» WHAT IS ASKED
From the entries below, gather each line containing the word "accent".

» EXERCISE MATERIALS
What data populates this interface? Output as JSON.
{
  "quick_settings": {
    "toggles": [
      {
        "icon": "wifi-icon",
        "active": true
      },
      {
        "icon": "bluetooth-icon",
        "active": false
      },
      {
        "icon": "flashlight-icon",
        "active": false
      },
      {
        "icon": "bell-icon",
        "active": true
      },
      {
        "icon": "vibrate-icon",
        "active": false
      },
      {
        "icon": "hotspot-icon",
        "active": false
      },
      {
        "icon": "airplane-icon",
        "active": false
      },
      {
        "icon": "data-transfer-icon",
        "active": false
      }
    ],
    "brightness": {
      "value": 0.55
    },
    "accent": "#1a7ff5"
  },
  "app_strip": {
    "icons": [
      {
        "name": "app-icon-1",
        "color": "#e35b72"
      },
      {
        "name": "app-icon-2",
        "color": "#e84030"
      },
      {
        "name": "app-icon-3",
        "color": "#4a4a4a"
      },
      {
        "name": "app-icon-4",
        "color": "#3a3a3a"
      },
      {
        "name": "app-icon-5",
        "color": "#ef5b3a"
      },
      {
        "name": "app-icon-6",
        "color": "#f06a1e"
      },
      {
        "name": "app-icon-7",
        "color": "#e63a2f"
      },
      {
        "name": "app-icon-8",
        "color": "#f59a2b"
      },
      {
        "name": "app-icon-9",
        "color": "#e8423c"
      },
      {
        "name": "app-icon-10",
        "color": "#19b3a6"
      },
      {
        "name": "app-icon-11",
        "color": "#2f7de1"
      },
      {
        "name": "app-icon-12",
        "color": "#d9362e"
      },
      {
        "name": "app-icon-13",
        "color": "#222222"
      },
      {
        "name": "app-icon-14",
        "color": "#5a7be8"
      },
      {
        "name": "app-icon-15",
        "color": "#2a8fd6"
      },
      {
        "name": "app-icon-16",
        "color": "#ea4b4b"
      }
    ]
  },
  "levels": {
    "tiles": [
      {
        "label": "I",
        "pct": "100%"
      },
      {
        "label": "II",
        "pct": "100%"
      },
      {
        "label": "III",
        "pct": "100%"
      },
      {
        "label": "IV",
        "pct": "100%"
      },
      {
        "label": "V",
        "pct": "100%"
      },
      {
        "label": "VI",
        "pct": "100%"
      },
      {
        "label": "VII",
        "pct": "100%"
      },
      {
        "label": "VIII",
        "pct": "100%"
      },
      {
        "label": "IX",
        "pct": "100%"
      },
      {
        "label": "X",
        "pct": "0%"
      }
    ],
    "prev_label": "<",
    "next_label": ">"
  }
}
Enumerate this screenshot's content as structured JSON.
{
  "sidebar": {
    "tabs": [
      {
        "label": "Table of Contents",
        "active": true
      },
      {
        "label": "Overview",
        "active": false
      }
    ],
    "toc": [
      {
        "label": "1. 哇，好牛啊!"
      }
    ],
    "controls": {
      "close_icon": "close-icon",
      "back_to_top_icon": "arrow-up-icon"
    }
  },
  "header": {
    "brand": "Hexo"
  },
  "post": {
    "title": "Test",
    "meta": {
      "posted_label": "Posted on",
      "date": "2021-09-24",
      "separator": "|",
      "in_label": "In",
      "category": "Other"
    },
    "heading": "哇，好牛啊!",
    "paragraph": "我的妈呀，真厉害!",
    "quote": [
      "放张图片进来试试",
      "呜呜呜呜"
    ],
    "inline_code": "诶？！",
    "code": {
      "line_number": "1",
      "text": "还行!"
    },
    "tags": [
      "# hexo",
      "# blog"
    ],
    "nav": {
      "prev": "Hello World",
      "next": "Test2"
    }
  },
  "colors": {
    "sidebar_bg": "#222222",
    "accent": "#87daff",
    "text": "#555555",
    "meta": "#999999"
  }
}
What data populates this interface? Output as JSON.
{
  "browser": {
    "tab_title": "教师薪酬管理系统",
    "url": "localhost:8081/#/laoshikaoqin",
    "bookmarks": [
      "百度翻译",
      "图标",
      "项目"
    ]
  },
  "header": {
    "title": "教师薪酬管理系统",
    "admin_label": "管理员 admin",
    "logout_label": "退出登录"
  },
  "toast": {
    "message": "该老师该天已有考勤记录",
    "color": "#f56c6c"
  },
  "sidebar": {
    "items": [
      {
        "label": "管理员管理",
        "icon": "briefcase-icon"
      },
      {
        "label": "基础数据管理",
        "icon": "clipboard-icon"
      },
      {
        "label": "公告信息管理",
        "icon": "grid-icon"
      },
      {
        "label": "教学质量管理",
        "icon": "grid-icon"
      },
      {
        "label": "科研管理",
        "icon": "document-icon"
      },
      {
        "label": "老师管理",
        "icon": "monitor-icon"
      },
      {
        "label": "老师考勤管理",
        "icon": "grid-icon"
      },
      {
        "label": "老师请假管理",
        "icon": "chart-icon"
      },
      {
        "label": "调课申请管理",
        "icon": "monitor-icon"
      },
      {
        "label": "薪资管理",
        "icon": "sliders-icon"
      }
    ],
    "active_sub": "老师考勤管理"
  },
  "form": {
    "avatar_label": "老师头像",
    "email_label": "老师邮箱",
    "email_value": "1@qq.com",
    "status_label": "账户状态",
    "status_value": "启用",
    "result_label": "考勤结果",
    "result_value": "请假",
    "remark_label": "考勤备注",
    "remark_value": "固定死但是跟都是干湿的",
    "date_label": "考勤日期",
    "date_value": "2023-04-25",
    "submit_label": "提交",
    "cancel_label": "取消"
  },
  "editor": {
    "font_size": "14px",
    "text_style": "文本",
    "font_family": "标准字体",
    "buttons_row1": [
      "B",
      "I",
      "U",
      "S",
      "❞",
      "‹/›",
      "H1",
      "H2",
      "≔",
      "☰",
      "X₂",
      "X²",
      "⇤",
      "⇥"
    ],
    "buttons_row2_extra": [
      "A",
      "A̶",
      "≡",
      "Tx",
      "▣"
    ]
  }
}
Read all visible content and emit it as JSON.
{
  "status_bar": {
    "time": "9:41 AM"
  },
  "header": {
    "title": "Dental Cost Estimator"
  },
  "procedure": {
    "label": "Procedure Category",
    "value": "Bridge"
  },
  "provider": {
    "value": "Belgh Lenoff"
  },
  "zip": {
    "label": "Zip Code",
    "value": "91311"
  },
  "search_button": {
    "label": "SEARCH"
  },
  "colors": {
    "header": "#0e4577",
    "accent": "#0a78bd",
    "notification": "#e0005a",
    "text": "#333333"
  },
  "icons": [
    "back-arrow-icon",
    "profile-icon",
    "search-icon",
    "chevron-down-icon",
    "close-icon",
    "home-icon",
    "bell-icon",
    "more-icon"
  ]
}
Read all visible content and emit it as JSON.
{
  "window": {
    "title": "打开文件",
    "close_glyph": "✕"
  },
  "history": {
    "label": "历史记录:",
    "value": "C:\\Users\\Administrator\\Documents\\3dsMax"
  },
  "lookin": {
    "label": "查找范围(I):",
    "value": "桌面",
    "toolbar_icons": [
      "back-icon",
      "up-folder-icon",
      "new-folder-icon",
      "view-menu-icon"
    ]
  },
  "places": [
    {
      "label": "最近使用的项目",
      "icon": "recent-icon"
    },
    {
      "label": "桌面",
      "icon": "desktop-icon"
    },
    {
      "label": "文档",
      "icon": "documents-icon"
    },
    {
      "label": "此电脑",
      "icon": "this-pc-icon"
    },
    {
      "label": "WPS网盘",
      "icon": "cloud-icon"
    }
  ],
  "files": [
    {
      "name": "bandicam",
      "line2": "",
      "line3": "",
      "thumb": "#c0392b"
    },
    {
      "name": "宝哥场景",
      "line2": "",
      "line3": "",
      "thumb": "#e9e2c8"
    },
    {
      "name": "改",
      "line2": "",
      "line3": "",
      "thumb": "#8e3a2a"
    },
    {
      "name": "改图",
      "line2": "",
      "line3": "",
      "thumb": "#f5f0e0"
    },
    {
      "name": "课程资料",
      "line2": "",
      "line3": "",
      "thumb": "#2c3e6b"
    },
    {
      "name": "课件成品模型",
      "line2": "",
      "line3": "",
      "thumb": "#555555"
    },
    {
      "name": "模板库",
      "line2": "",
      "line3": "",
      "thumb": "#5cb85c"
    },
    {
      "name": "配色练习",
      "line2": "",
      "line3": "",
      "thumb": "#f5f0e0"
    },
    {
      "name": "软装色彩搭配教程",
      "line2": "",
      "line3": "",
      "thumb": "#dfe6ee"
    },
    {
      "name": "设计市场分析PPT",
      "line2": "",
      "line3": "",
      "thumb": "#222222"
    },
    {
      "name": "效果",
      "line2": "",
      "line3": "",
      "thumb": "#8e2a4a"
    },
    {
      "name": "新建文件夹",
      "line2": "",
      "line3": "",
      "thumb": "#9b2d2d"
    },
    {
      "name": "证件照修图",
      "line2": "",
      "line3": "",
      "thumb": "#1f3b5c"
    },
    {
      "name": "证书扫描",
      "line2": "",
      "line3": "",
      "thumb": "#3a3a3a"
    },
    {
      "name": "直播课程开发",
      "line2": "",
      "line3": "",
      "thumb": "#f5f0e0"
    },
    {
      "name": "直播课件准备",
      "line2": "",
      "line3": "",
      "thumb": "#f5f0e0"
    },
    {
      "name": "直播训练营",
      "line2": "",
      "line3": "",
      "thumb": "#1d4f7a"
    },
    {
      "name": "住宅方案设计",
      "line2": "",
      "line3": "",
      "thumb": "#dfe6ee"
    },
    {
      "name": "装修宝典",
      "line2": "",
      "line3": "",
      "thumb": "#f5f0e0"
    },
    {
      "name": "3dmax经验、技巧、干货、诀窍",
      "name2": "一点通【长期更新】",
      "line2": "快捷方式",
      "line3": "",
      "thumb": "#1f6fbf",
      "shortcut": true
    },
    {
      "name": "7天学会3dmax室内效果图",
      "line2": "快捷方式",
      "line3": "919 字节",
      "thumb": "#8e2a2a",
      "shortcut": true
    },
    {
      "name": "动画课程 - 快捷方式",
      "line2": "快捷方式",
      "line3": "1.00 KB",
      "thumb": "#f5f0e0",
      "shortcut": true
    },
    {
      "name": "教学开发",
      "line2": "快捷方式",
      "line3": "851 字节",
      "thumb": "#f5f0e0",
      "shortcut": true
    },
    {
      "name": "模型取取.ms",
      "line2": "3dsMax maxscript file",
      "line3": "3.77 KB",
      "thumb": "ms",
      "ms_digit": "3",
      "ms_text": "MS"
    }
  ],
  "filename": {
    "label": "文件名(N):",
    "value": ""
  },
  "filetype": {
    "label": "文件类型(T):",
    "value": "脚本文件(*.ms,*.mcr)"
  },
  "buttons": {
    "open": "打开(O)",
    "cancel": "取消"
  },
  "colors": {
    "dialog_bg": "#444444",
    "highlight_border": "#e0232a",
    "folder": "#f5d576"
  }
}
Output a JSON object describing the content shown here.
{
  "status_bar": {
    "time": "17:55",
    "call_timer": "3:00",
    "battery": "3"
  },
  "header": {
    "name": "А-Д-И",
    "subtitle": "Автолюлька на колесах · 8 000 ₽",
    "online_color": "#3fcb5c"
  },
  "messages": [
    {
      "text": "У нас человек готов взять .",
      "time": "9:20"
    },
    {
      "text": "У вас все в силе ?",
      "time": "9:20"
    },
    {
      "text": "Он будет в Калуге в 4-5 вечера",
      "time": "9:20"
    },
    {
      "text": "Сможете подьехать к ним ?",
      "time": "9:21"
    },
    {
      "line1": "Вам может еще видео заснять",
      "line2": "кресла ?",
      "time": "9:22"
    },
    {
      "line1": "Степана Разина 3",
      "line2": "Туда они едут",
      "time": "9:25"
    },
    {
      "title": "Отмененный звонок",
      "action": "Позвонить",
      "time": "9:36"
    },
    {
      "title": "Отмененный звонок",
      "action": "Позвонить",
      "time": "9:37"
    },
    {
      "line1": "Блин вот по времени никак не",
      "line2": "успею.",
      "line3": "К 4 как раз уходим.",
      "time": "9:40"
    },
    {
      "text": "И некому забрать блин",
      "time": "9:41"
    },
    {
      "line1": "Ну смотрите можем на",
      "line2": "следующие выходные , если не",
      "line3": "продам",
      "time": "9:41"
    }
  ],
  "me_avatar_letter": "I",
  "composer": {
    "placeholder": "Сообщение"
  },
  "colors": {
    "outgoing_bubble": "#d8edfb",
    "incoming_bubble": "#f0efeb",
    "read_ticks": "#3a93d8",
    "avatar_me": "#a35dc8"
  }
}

» FINISHED ANSWER
    "accent": "#1a7ff5"
    "accent": "#87daff",
    "accent": "#0a78bd",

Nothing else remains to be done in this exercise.